─── ENTRÉES EXTRAITES

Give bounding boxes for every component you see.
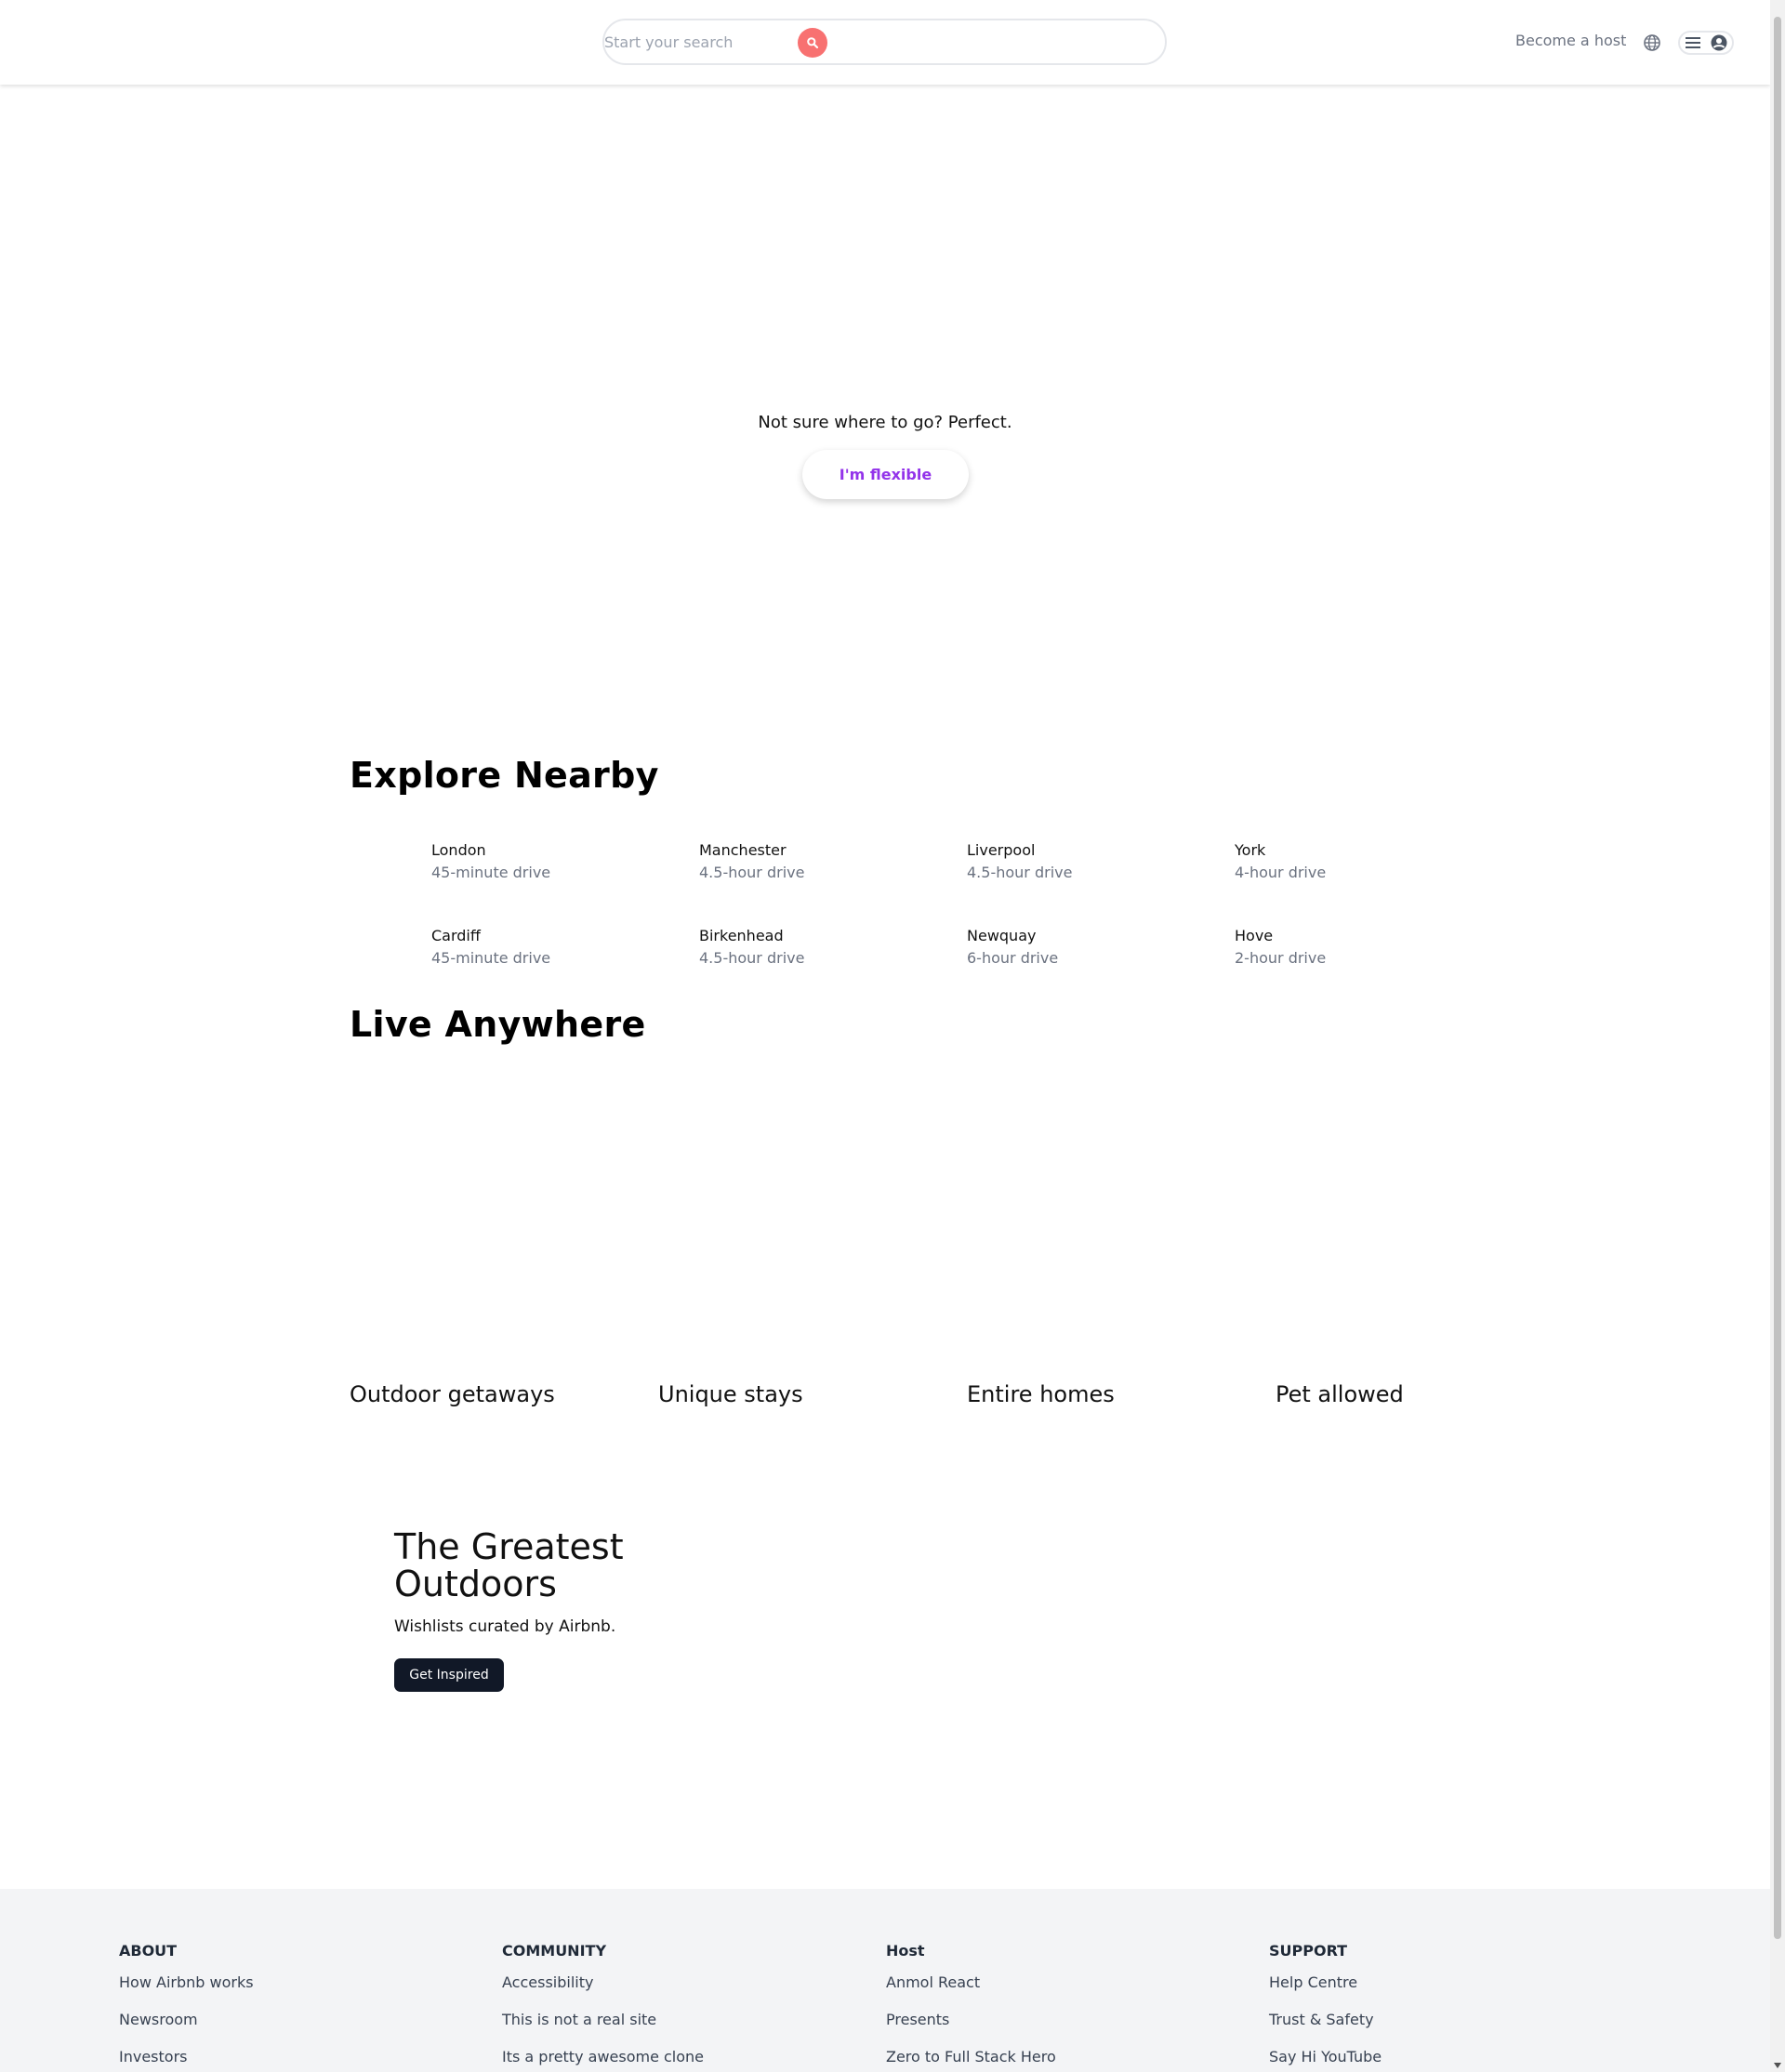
- footer-column-community: COMMUNITY Accessibility This is not a re…: [502, 1942, 874, 2072]
- nearby-city: Liverpool: [967, 841, 1036, 859]
- footer-link[interactable]: Trust & Safety: [1269, 2001, 1641, 2039]
- live-card[interactable]: Outdoor getaways: [350, 1069, 638, 1413]
- header: Become a host: [0, 0, 1770, 85]
- nearby-item[interactable]: York 4-hour drive: [1153, 841, 1395, 897]
- nearby-distance: 4-hour drive: [1235, 864, 1327, 881]
- nearby-city: Cardiff: [431, 927, 481, 944]
- nearby-distance: 2-hour drive: [1235, 949, 1327, 967]
- nearby-city: Newquay: [967, 927, 1037, 944]
- search-input[interactable]: [604, 30, 800, 54]
- nearby-distance: 45-minute drive: [431, 864, 551, 881]
- nearby-item[interactable]: Hove 2-hour drive: [1153, 927, 1395, 983]
- nearby-item[interactable]: Manchester 4.5-hour drive: [617, 841, 859, 897]
- globe-icon[interactable]: [1643, 33, 1661, 52]
- nearby-distance: 6-hour drive: [967, 949, 1059, 967]
- footer-link[interactable]: Presents: [886, 2001, 1258, 2039]
- footer-link[interactable]: This is not a real site: [502, 2001, 874, 2039]
- become-host-link[interactable]: Become a host: [1515, 32, 1626, 49]
- menu-icon: [1686, 37, 1700, 48]
- nearby-city: York: [1235, 841, 1266, 859]
- search-icon: [807, 37, 819, 49]
- search-button[interactable]: [798, 28, 827, 58]
- footer-link[interactable]: Say Hi YouTube: [1269, 2039, 1641, 2072]
- footer-link[interactable]: Help Centre: [1269, 1964, 1641, 2001]
- nearby-item[interactable]: Newquay 6-hour drive: [885, 927, 1127, 983]
- nearby-distance: 4.5-hour drive: [967, 864, 1073, 881]
- footer-link[interactable]: Zero to Full Stack Hero: [886, 2039, 1258, 2072]
- footer-link[interactable]: Newsroom: [119, 2001, 491, 2039]
- footer-heading: ABOUT: [119, 1942, 178, 1960]
- user-circle-icon: [1711, 34, 1727, 51]
- footer-heading: COMMUNITY: [502, 1942, 607, 1960]
- footer-link[interactable]: Investors: [119, 2039, 491, 2072]
- nearby-city: London: [431, 841, 486, 859]
- vertical-scrollbar[interactable]: [1770, 0, 1785, 2072]
- nearby-distance: 45-minute drive: [431, 949, 551, 967]
- footer-heading: SUPPORT: [1269, 1942, 1348, 1960]
- footer-column-support: SUPPORT Help Centre Trust & Safety Say H…: [1269, 1942, 1641, 2072]
- user-menu-button[interactable]: [1678, 31, 1734, 55]
- promo-title: The Greatest Outdoors: [394, 1526, 624, 1604]
- live-card[interactable]: Entire homes: [967, 1069, 1255, 1413]
- footer-link[interactable]: Accessibility: [502, 1964, 874, 2001]
- scroll-down-arrow-icon[interactable]: [1774, 2063, 1781, 2068]
- nearby-city: Birkenhead: [699, 927, 784, 944]
- promo-subtitle: Wishlists curated by Airbnb.: [394, 1617, 616, 1636]
- live-card[interactable]: Pet allowed: [1276, 1069, 1564, 1413]
- live-anywhere-title: Live Anywhere: [350, 1004, 646, 1045]
- footer-link[interactable]: Its a pretty awesome clone: [502, 2039, 874, 2072]
- page: Become a host Not sure where to go? Perf…: [0, 0, 1770, 2072]
- footer-column-host: Host Anmol React Presents Zero to Full S…: [886, 1942, 1258, 2072]
- search-bar[interactable]: [602, 19, 1167, 65]
- nearby-item[interactable]: Liverpool 4.5-hour drive: [885, 841, 1127, 897]
- nearby-distance: 4.5-hour drive: [699, 864, 805, 881]
- hero-tagline: Not sure where to go? Perfect.: [758, 413, 1012, 432]
- scrollbar-thumb[interactable]: [1774, 17, 1781, 1939]
- live-card-title: Pet allowed: [1276, 1381, 1404, 1407]
- footer-link[interactable]: Anmol React: [886, 1964, 1258, 2001]
- footer-link[interactable]: How Airbnb works: [119, 1964, 491, 2001]
- nearby-distance: 4.5-hour drive: [699, 949, 805, 967]
- get-inspired-button[interactable]: Get Inspired: [394, 1658, 504, 1692]
- nearby-city: Manchester: [699, 841, 787, 859]
- nearby-item[interactable]: Cardiff 45-minute drive: [350, 927, 591, 983]
- nearby-item[interactable]: London 45-minute drive: [350, 841, 591, 897]
- live-card-title: Entire homes: [967, 1381, 1115, 1407]
- live-card-title: Unique stays: [658, 1381, 803, 1407]
- flexible-button[interactable]: I'm flexible: [802, 450, 969, 499]
- nearby-city: Hove: [1235, 927, 1274, 944]
- live-card-title: Outdoor getaways: [350, 1381, 555, 1407]
- footer-heading: Host: [886, 1942, 925, 1960]
- explore-nearby-title: Explore Nearby: [350, 755, 659, 796]
- nearby-item[interactable]: Birkenhead 4.5-hour drive: [617, 927, 859, 983]
- footer-column-about: ABOUT How Airbnb works Newsroom Investor…: [119, 1942, 491, 2072]
- live-card[interactable]: Unique stays: [658, 1069, 946, 1413]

──────

=== EXERCICE PROPOSÉ ===
Convertissez l'ensemble des entrées ci-dessus en une liste JSON de chaînes, à raison d'une chaîne par ligne et sans les lignes vides. Excluez les images de la réponse.

=== RÉPONSE ATTENDUE ===
[
  "Give bounding boxes for every component you see.",
  "- footer-column-community: COMMUNITY Accessibility This is not a re…: [502, 1942, 874, 2072]",
  "- nearby-city: Liverpool: [967, 841, 1036, 859]",
  "- footer-link[interactable]: Trust & Safety: [1269, 2001, 1641, 2039]",
  "- live-card[interactable]: Outdoor getaways: [350, 1069, 638, 1413]",
  "- header: Become a host: [0, 0, 1770, 85]",
  "- nearby-item[interactable]: York 4-hour drive: [1153, 841, 1395, 897]",
  "- nearby-distance: 4-hour drive: [1235, 864, 1327, 881]",
  "- nearby-city: Cardiff: [431, 927, 481, 944]",
  "- nearby-distance: 2-hour drive: [1235, 949, 1327, 967]",
  "- nearby-city: Newquay: [967, 927, 1037, 944]",
  "- search-input[interactable]: [604, 30, 800, 54]",
  "- nearby-distance: 45-minute drive: [431, 864, 551, 881]",
  "- nearby-item[interactable]: Hove 2-hour drive: [1153, 927, 1395, 983]",
  "- nearby-item[interactable]: Manchester 4.5-hour drive: [617, 841, 859, 897]",
  "- globe-icon[interactable]: [1643, 33, 1661, 52]",
  "- nearby-distance: 6-hour drive: [967, 949, 1059, 967]",
  "- footer-link[interactable]: Presents: [886, 2001, 1258, 2039]",
  "- footer-link[interactable]: This is not a real site: [502, 2001, 874, 2039]",
  "- become-host-link[interactable]: Become a host: [1515, 32, 1626, 49]",
  "- menu-icon: [1686, 37, 1700, 48]",
  "- nearby-city: York: [1235, 841, 1266, 859]",
  "- search-icon: [807, 37, 819, 49]",
  "- search-button[interactable]: [798, 28, 827, 58]",
  "- footer-link[interactable]: Say Hi YouTube: [1269, 2039, 1641, 2072]",
  "- footer-link[interactable]: Help Centre: [1269, 1964, 1641, 2001]",
  "- nearby-item[interactable]: Newquay 6-hour drive: [885, 927, 1127, 983]",
  "- nearby-distance: 4.5-hour drive: [967, 864, 1073, 881]",
  "- footer-link[interactable]: Zero to Full Stack Hero: [886, 2039, 1258, 2072]",
  "- footer-link[interactable]: Newsroom: [119, 2001, 491, 2039]",
  "- footer-heading: ABOUT: [119, 1942, 178, 1960]",
  "- user-circle-icon: [1711, 34, 1727, 51]",
  "- footer-heading: COMMUNITY: [502, 1942, 607, 1960]",
  "- footer-link[interactable]: Investors: [119, 2039, 491, 2072]",
  "- nearby-city: London: [431, 841, 486, 859]",
  "- vertical-scrollbar[interactable]: [1770, 0, 1785, 2072]",
  "- nearby-distance: 45-minute drive: [431, 949, 551, 967]",
  "- footer-heading: SUPPORT: [1269, 1942, 1348, 1960]",
  "- footer-column-support: SUPPORT Help Centre Trust & Safety Say H…: [1269, 1942, 1641, 2072]",
  "- user-menu-button[interactable]: [1678, 31, 1734, 55]",
  "- promo-title: The Greatest Outdoors: [394, 1526, 624, 1604]",
  "- live-card[interactable]: Entire homes: [967, 1069, 1255, 1413]",
  "- footer-link[interactable]: Accessibility: [502, 1964, 874, 2001]",
  "- scroll-down-arrow-icon[interactable]: [1774, 2063, 1781, 2068]",
  "- nearby-city: Birkenhead: [699, 927, 784, 944]",
  "- promo-subtitle: Wishlists curated by Airbnb.: [394, 1617, 616, 1636]",
  "- live-card[interactable]: Pet allowed: [1276, 1069, 1564, 1413]",
  "- live-anywhere-title: Live Anywhere: [350, 1004, 646, 1045]",
  "- footer-link[interactable]: Its a pretty awesome clone: [502, 2039, 874, 2072]",
  "- page: Become a host Not sure where to go? Perf…: [0, 0, 1770, 2072]",
  "- footer-column-host: Host Anmol React Presents Zero to Full S…: [886, 1942, 1258, 2072]",
  "- search-bar[interactable]: [602, 19, 1167, 65]",
  "- nearby-item[interactable]: Liverpool 4.5-hour drive: [885, 841, 1127, 897]",
  "- nearby-distance: 4.5-hour drive: [699, 864, 805, 881]",
  "- hero-tagline: Not sure where to go? Perfect.: [758, 413, 1012, 432]",
  "- scrollbar-thumb[interactable]: [1774, 17, 1781, 1939]",
  "- live-card-title: Pet allowed: [1276, 1381, 1404, 1407]",
  "- footer-link[interactable]: Anmol React: [886, 1964, 1258, 2001]",
  "- footer-link[interactable]: How Airbnb works: [119, 1964, 491, 2001]",
  "- nearby-distance: 4.5-hour drive: [699, 949, 805, 967]",
  "- get-inspired-button[interactable]: Get Inspired: [394, 1658, 504, 1692]",
  "- nearby-city: Manchester: [699, 841, 787, 859]",
  "- nearby-item[interactable]: Cardiff 45-minute drive: [350, 927, 591, 983]",
  "- nearby-item[interactable]: London 45-minute drive: [350, 841, 591, 897]",
  "- live-card-title: Entire homes: [967, 1381, 1115, 1407]",
  "- live-card-title: Unique stays: [658, 1381, 803, 1407]",
  "- flexible-button[interactable]: I'm flexible: [802, 450, 969, 499]",
  "- nearby-city: Hove: [1235, 927, 1274, 944]",
  "- live-card-title: Outdoor getaways: [350, 1381, 555, 1407]",
  "- footer-heading: Host: [886, 1942, 925, 1960]",
  "- explore-nearby-title: Explore Nearby: [350, 755, 659, 796]",
  "- nearby-item[interactable]: Birkenhead 4.5-hour drive: [617, 927, 859, 983]",
  "- footer-column-about: ABOUT How Airbnb works Newsroom Investor…: [119, 1942, 491, 2072]",
  "- live-card[interactable]: Unique stays: [658, 1069, 946, 1413]"
]